▶ [Required work]:
Retype the full set of records. Keep every character identical.

--- Dataset extract ---

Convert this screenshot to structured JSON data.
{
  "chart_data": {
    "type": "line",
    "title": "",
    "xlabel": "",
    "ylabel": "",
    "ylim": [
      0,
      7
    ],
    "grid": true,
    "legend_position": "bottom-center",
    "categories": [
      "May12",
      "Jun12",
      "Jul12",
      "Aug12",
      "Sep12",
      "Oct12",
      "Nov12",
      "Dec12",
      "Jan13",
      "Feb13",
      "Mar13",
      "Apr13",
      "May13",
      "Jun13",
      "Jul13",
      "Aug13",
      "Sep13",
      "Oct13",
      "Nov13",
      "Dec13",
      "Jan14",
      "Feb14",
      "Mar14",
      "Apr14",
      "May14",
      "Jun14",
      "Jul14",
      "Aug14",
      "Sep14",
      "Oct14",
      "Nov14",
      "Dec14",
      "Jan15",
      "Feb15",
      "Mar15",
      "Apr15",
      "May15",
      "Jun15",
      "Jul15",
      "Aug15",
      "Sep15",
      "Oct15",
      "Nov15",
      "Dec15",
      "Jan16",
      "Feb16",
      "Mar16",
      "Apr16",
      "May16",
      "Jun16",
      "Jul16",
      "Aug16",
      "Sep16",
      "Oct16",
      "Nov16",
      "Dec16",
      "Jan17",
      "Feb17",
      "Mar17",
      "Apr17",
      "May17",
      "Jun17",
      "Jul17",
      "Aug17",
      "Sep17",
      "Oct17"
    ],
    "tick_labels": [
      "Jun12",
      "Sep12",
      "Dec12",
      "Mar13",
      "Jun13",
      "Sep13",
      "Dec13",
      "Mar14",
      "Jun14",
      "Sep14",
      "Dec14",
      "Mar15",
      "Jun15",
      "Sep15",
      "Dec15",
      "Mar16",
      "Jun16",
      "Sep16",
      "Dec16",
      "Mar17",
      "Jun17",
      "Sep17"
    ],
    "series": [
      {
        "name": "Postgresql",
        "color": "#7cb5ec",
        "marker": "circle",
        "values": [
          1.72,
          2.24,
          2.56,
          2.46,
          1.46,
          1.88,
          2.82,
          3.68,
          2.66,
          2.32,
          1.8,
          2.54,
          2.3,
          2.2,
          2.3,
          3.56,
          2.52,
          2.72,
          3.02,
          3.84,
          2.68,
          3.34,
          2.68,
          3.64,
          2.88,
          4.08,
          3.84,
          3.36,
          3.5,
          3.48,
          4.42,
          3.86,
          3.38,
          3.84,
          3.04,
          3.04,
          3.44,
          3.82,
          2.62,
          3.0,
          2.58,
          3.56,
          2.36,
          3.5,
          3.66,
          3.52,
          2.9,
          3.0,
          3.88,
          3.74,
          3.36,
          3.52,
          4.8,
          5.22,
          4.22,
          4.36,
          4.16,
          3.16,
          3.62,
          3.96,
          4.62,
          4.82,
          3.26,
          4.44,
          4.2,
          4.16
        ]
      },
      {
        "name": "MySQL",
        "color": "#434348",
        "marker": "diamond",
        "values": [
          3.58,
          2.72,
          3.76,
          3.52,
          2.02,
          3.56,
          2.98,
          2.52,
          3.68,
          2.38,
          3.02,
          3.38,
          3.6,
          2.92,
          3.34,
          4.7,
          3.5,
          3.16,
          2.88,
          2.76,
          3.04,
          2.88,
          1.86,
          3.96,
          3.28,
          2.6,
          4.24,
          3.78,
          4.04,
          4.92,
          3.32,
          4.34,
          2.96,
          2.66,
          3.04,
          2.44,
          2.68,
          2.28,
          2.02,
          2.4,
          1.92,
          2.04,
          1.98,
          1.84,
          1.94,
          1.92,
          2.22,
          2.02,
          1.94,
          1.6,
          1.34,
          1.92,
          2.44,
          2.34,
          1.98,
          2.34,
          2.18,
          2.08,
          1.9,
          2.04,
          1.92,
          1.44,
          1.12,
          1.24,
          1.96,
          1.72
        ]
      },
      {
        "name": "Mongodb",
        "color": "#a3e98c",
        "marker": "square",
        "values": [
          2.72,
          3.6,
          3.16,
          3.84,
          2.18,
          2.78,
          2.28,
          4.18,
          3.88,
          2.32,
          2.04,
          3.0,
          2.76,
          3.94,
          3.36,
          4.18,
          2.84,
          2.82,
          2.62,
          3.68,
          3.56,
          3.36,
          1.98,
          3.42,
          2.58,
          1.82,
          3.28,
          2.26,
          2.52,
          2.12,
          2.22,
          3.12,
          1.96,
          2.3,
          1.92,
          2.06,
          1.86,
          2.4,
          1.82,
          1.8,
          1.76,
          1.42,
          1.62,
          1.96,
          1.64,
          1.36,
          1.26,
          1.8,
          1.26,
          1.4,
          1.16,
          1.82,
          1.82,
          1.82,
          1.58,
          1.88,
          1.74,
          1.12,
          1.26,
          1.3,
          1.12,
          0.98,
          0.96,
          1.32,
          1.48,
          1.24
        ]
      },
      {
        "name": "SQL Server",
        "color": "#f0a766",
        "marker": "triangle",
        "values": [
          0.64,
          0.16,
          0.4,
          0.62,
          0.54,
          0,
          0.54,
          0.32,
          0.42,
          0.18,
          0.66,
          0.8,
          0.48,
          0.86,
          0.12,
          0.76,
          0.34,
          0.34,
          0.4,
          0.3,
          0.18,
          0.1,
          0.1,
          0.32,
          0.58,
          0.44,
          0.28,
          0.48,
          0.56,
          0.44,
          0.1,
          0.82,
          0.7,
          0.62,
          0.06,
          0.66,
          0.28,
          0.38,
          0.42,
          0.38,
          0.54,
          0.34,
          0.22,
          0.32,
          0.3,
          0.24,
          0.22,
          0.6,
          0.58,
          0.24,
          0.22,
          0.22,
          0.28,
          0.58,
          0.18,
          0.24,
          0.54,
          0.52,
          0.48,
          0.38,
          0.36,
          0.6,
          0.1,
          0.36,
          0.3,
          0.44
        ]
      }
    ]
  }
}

---

▶ [Finished answer]:
Convert this screenshot to structured JSON data.
{
  "chart_data": {
    "type": "line",
    "title": "",
    "xlabel": "",
    "ylabel": "",
    "ylim": [
      0,
      7
    ],
    "grid": true,
    "legend_position": "bottom-center",
    "categories": [
      "May12",
      "Jun12",
      "Jul12",
      "Aug12",
      "Sep12",
      "Oct12",
      "Nov12",
      "Dec12",
      "Jan13",
      "Feb13",
      "Mar13",
      "Apr13",
      "May13",
      "Jun13",
      "Jul13",
      "Aug13",
      "Sep13",
      "Oct13",
      "Nov13",
      "Dec13",
      "Jan14",
      "Feb14",
      "Mar14",
      "Apr14",
      "May14",
      "Jun14",
      "Jul14",
      "Aug14",
      "Sep14",
      "Oct14",
      "Nov14",
      "Dec14",
      "Jan15",
      "Feb15",
      "Mar15",
      "Apr15",
      "May15",
      "Jun15",
      "Jul15",
      "Aug15",
      "Sep15",
      "Oct15",
      "Nov15",
      "Dec15",
      "Jan16",
      "Feb16",
      "Mar16",
      "Apr16",
      "May16",
      "Jun16",
      "Jul16",
      "Aug16",
      "Sep16",
      "Oct16",
      "Nov16",
      "Dec16",
      "Jan17",
      "Feb17",
      "Mar17",
      "Apr17",
      "May17",
      "Jun17",
      "Jul17",
      "Aug17",
      "Sep17",
      "Oct17"
    ],
    "tick_labels": [
      "Jun12",
      "Sep12",
      "Dec12",
      "Mar13",
      "Jun13",
      "Sep13",
      "Dec13",
      "Mar14",
      "Jun14",
      "Sep14",
      "Dec14",
      "Mar15",
      "Jun15",
      "Sep15",
      "Dec15",
      "Mar16",
      "Jun16",
      "Sep16",
      "Dec16",
      "Mar17",
      "Jun17",
      "Sep17"
    ],
    "series": [
      {
        "name": "Postgresql",
        "color": "#7cb5ec",
        "marker": "circle",
        "values": [
          1.72,
          2.24,
          2.56,
          2.46,
          1.46,
          1.88,
          2.82,
          3.68,
          2.66,
          2.32,
          1.8,
          2.54,
          2.3,
          2.2,
          2.3,
          3.56,
          2.52,
          2.72,
          3.02,
          3.84,
          2.68,
          3.34,
          2.68,
          3.64,
          2.88,
          4.08,
          3.84,
          3.36,
          3.5,
          3.48,
          4.42,
          3.86,
          3.38,
          3.84,
          3.04,
          3.04,
          3.44,
          3.82,
          2.62,
          3.0,
          2.58,
          3.56,
          2.36,
          3.5,
          3.66,
          3.52,
          2.9,
          3.0,
          3.88,
          3.74,
          3.36,
          3.52,
          4.8,
          5.22,
          4.22,
          4.36,
          4.16,
          3.16,
          3.62,
          3.96,
          4.62,
          4.82,
          3.26,
          4.44,
          4.2,
          4.16
        ]
      },
      {
        "name": "MySQL",
        "color": "#434348",
        "marker": "diamond",
        "values": [
          3.58,
          2.72,
          3.76,
          3.52,
          2.02,
          3.56,
          2.98,
          2.52,
          3.68,
          2.38,
          3.02,
          3.38,
          3.6,
          2.92,
          3.34,
          4.7,
          3.5,
          3.16,
          2.88,
          2.76,
          3.04,
          2.88,
          1.86,
          3.96,
          3.28,
          2.6,
          4.24,
          3.78,
          4.04,
          4.92,
          3.32,
          4.34,
          2.96,
          2.66,
          3.04,
          2.44,
          2.68,
          2.28,
          2.02,
          2.4,
          1.92,
          2.04,
          1.98,
          1.84,
          1.94,
          1.92,
          2.22,
          2.02,
          1.94,
          1.6,
          1.34,
          1.92,
          2.44,
          2.34,
          1.98,
          2.34,
          2.18,
          2.08,
          1.9,
          2.04,
          1.92,
          1.44,
          1.12,
          1.24,
          1.96,
          1.72
        ]
      },
      {
        "name": "Mongodb",
        "color": "#a3e98c",
        "marker": "square",
        "values": [
          2.72,
          3.6,
          3.16,
          3.84,
          2.18,
          2.78,
          2.28,
          4.18,
          3.88,
          2.32,
          2.04,
          3.0,
          2.76,
          3.94,
          3.36,
          4.18,
          2.84,
          2.82,
          2.62,
          3.68,
          3.56,
          3.36,
          1.98,
          3.42,
          2.58,
          1.82,
          3.28,
          2.26,
          2.52,
          2.12,
          2.22,
          3.12,
          1.96,
          2.3,
          1.92,
          2.06,
          1.86,
          2.4,
          1.82,
          1.8,
          1.76,
          1.42,
          1.62,
          1.96,
          1.64,
          1.36,
          1.26,
          1.8,
          1.26,
          1.4,
          1.16,
          1.82,
          1.82,
          1.82,
          1.58,
          1.88,
          1.74,
          1.12,
          1.26,
          1.3,
          1.12,
          0.98,
          0.96,
          1.32,
          1.48,
          1.24
        ]
      },
      {
        "name": "SQL Server",
        "color": "#f0a766",
        "marker": "triangle",
        "values": [
          0.64,
          0.16,
          0.4,
          0.62,
          0.54,
          0,
          0.54,
          0.32,
          0.42,
          0.18,
          0.66,
          0.8,
          0.48,
          0.86,
          0.12,
          0.76,
          0.34,
          0.34,
          0.4,
          0.3,
          0.18,
          0.1,
          0.1,
          0.32,
          0.58,
          0.44,
          0.28,
          0.48,
          0.56,
          0.44,
          0.1,
          0.82,
          0.7,
          0.62,
          0.06,
          0.66,
          0.28,
          0.38,
          0.42,
          0.38,
          0.54,
          0.34,
          0.22,
          0.32,
          0.3,
          0.24,
          0.22,
          0.6,
          0.58,
          0.24,
          0.22,
          0.22,
          0.28,
          0.58,
          0.18,
          0.24,
          0.54,
          0.52,
          0.48,
          0.38,
          0.36,
          0.6,
          0.1,
          0.36,
          0.3,
          0.44
        ]
      }
    ]
  }
}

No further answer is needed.